[Excerpt from a dataset]
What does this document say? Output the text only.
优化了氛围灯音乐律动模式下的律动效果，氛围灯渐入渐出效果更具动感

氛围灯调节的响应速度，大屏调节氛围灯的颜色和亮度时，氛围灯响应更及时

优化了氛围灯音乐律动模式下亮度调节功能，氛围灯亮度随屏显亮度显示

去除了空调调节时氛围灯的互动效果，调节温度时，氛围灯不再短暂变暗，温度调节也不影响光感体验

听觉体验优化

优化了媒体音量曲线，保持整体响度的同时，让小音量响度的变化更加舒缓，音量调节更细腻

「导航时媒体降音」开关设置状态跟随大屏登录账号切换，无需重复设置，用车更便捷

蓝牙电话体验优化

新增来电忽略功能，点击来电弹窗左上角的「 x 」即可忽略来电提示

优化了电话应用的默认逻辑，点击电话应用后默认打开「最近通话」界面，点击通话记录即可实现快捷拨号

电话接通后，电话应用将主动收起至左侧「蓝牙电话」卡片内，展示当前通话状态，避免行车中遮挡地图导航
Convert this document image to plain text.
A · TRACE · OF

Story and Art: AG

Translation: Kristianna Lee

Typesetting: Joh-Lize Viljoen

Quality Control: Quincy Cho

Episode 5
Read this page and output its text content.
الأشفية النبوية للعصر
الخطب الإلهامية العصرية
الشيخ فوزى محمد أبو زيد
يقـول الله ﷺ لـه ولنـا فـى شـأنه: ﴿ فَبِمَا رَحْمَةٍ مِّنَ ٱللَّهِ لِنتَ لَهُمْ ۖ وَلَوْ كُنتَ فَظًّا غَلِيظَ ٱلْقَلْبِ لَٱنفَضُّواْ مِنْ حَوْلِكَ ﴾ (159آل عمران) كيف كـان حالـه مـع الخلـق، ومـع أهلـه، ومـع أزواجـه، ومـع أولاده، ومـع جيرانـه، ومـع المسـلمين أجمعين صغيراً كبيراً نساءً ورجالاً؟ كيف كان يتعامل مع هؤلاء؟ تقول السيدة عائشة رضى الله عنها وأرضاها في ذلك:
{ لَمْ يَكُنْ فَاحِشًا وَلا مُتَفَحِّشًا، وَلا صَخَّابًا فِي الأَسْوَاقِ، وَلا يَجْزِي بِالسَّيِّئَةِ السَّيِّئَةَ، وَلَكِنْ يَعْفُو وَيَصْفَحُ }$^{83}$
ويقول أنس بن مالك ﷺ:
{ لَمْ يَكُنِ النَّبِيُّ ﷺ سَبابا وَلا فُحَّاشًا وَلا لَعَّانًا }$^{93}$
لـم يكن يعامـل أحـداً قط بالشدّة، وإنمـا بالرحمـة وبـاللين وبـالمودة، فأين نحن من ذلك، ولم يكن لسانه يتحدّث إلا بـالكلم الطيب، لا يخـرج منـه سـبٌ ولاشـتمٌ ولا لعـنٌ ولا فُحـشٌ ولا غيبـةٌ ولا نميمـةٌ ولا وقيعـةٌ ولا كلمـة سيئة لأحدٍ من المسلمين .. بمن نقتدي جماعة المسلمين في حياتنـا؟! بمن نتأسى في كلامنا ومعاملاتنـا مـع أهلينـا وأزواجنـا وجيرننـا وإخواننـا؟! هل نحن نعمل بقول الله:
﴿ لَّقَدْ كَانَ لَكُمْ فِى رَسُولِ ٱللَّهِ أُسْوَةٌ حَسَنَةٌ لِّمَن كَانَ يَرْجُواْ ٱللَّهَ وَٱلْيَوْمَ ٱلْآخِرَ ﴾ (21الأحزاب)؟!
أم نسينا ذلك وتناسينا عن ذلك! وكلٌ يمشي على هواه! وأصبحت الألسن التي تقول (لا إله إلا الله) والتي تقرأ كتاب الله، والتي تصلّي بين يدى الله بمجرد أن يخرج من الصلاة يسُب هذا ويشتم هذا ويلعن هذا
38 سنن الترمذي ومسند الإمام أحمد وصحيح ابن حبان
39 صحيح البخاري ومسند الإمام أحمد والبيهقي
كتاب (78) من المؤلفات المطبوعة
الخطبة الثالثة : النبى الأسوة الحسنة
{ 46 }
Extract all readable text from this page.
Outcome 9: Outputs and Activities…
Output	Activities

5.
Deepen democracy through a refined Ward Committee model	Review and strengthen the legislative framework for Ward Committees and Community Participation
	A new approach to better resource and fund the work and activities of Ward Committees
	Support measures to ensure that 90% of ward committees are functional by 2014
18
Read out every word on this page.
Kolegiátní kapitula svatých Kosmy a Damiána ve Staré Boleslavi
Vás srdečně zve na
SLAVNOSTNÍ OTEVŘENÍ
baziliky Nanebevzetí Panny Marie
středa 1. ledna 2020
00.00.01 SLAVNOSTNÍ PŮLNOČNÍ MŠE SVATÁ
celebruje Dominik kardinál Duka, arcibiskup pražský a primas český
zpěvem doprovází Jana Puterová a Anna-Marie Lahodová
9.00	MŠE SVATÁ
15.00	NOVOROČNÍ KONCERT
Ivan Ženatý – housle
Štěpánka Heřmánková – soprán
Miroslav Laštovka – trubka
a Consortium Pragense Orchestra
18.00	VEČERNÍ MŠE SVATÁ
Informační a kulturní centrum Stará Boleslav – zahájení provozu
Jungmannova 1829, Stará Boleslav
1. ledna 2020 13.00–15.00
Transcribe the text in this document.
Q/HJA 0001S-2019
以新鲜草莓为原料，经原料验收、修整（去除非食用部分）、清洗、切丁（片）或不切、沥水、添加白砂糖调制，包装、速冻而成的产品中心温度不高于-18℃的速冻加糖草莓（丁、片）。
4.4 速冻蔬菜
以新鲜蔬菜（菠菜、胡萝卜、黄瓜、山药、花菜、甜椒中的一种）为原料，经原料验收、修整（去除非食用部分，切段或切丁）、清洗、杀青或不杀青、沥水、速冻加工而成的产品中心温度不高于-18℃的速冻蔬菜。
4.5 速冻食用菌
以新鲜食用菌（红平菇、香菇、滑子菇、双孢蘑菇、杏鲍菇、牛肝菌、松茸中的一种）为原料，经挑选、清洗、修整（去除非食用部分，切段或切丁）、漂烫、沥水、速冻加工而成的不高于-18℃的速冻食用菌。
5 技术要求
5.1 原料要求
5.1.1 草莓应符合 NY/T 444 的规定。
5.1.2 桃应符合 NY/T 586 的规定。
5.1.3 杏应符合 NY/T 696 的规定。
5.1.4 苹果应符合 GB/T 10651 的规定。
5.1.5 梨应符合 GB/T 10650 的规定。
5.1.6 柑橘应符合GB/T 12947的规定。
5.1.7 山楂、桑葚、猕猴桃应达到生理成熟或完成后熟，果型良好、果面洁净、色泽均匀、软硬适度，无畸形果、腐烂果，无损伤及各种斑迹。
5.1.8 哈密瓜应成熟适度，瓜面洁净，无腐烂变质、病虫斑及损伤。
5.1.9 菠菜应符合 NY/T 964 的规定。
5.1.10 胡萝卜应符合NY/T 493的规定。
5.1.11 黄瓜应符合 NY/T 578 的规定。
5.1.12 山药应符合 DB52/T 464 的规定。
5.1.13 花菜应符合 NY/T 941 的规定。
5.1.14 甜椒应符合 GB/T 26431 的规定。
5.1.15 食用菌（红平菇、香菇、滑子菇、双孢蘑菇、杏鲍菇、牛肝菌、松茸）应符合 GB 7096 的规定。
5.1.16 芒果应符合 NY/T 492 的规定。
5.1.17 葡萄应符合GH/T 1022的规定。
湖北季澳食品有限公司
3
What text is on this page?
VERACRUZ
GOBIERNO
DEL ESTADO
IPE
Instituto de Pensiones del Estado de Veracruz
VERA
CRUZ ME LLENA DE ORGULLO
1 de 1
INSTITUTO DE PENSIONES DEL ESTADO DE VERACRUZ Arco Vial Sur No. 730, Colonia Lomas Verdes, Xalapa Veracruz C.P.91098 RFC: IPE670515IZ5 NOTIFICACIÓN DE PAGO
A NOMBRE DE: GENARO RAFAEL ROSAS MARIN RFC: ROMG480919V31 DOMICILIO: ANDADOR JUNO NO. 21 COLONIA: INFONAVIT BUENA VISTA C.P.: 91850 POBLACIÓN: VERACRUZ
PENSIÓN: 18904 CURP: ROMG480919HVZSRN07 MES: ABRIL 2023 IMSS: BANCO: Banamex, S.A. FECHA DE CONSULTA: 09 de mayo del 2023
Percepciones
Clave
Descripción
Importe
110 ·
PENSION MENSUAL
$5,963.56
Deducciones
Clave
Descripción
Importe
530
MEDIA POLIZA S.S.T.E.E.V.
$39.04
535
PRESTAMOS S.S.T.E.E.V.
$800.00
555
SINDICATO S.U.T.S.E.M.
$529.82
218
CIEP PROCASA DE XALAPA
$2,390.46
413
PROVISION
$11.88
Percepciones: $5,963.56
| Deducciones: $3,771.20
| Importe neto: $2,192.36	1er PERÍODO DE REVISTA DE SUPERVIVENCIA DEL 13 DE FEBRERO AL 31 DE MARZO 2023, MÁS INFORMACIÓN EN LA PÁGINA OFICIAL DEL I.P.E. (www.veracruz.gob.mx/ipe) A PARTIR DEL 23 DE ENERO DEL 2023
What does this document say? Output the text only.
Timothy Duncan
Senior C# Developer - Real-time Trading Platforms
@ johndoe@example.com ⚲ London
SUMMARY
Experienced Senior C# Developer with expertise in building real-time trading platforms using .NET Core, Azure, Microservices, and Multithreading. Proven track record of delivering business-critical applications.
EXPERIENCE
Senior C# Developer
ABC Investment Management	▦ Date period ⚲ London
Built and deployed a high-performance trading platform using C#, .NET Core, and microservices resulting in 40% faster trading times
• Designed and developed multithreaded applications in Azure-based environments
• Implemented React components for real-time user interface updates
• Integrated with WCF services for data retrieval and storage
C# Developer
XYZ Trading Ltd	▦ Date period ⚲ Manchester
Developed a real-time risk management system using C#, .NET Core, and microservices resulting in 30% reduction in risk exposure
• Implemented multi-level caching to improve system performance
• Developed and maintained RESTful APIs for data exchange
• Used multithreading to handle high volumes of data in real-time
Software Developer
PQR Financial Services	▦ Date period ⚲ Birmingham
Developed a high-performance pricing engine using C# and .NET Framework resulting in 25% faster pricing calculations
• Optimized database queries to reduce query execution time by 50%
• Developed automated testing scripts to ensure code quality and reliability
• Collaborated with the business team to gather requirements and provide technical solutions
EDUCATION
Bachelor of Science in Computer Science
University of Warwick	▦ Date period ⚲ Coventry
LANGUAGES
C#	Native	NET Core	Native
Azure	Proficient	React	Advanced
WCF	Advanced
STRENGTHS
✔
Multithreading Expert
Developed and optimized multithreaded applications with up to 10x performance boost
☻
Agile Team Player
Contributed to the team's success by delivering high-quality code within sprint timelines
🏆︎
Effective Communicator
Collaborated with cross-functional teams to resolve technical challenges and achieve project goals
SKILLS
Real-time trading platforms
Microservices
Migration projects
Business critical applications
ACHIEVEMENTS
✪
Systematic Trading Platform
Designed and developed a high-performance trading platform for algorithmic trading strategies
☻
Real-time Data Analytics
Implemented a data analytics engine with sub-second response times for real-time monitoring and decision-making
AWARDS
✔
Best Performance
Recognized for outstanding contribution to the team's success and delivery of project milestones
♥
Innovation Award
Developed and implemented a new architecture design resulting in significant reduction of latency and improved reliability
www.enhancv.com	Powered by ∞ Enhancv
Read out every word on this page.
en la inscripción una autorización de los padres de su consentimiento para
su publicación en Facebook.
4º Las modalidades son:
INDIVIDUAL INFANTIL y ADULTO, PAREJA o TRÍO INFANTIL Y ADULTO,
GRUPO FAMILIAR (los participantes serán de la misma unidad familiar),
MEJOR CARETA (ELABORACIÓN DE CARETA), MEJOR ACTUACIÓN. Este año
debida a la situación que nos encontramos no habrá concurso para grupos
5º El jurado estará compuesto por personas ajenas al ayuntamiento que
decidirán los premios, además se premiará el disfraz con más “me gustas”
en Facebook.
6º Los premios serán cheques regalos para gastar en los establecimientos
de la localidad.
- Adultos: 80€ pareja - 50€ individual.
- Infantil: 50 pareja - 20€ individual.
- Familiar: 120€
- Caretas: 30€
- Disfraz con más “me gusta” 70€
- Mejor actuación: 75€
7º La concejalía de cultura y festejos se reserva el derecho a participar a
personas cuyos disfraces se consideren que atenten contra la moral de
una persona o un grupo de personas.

#### What to do
Gather up every line from the listing above in which the word "this" occurs.

#### Reply to the exercise
What does this document say? Output the text only.
Convert this document image to plain text.
Read this page and output its text content.
Extract all readable text from this page.
Read out every word on this page.
Transcribe the text in this document.
What text is on this page?
What does this document say? Output the text only.
Read out every word on this page.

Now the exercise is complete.